>> Start DATA

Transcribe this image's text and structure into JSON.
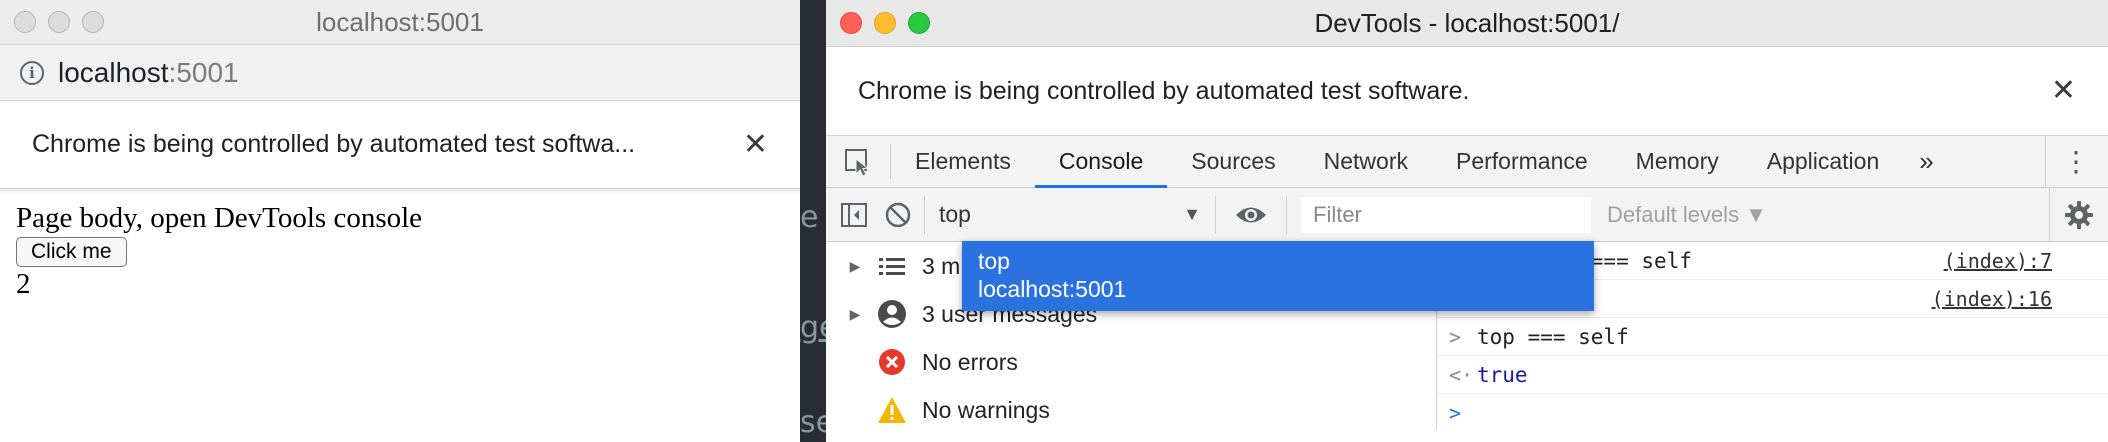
{
  "left_window": {
    "title": "localhost:5001",
    "address_host": "localhost",
    "address_port": ":5001",
    "infobar_text": "Chrome is being controlled by automated test softwa...",
    "page": {
      "text": "Page body, open DevTools console",
      "button_label": "Click me",
      "count": "2"
    }
  },
  "background_fragments": [
    "e",
    "ge",
    "se"
  ],
  "devtools": {
    "title": "DevTools - localhost:5001/",
    "infobar_text": "Chrome is being controlled by automated test software.",
    "tabs": [
      "Elements",
      "Console",
      "Sources",
      "Network",
      "Performance",
      "Memory",
      "Application"
    ],
    "active_tab": "Console",
    "more_tabs": "»",
    "toolbar": {
      "context": "top",
      "filter_placeholder": "Filter",
      "levels": "Default levels ▼"
    },
    "context_dropdown": {
      "options": [
        "top",
        "localhost:5001"
      ]
    },
    "sidebar": {
      "items": [
        {
          "label": "3 messages",
          "visible_label": "3 m",
          "icon": "list-icon"
        },
        {
          "label": "3 user messages",
          "icon": "user-icon"
        },
        {
          "label": "No errors",
          "icon": "error-icon"
        },
        {
          "label": "No warnings",
          "icon": "warning-icon"
        }
      ]
    },
    "messages": [
      {
        "text": "ood, top === self",
        "source": "(index):7"
      },
      {
        "text": "",
        "source": "(index):16"
      },
      {
        "prompt": ">",
        "text": "top === self"
      },
      {
        "prompt": "<·",
        "text": "true"
      },
      {
        "prompt": ">",
        "text": ""
      }
    ]
  },
  "colors": {
    "accent": "#1a73e8",
    "dropdown_bg": "#2a72e0",
    "close_red": "#fe5f57",
    "minimize_yellow": "#febc2e",
    "zoom_green": "#28c840"
  }
}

>> End DATA

In the records above, find each line with the word "messages" and copy it.

          "label": "3 messages",
          "label": "3 user messages",
    "messages": [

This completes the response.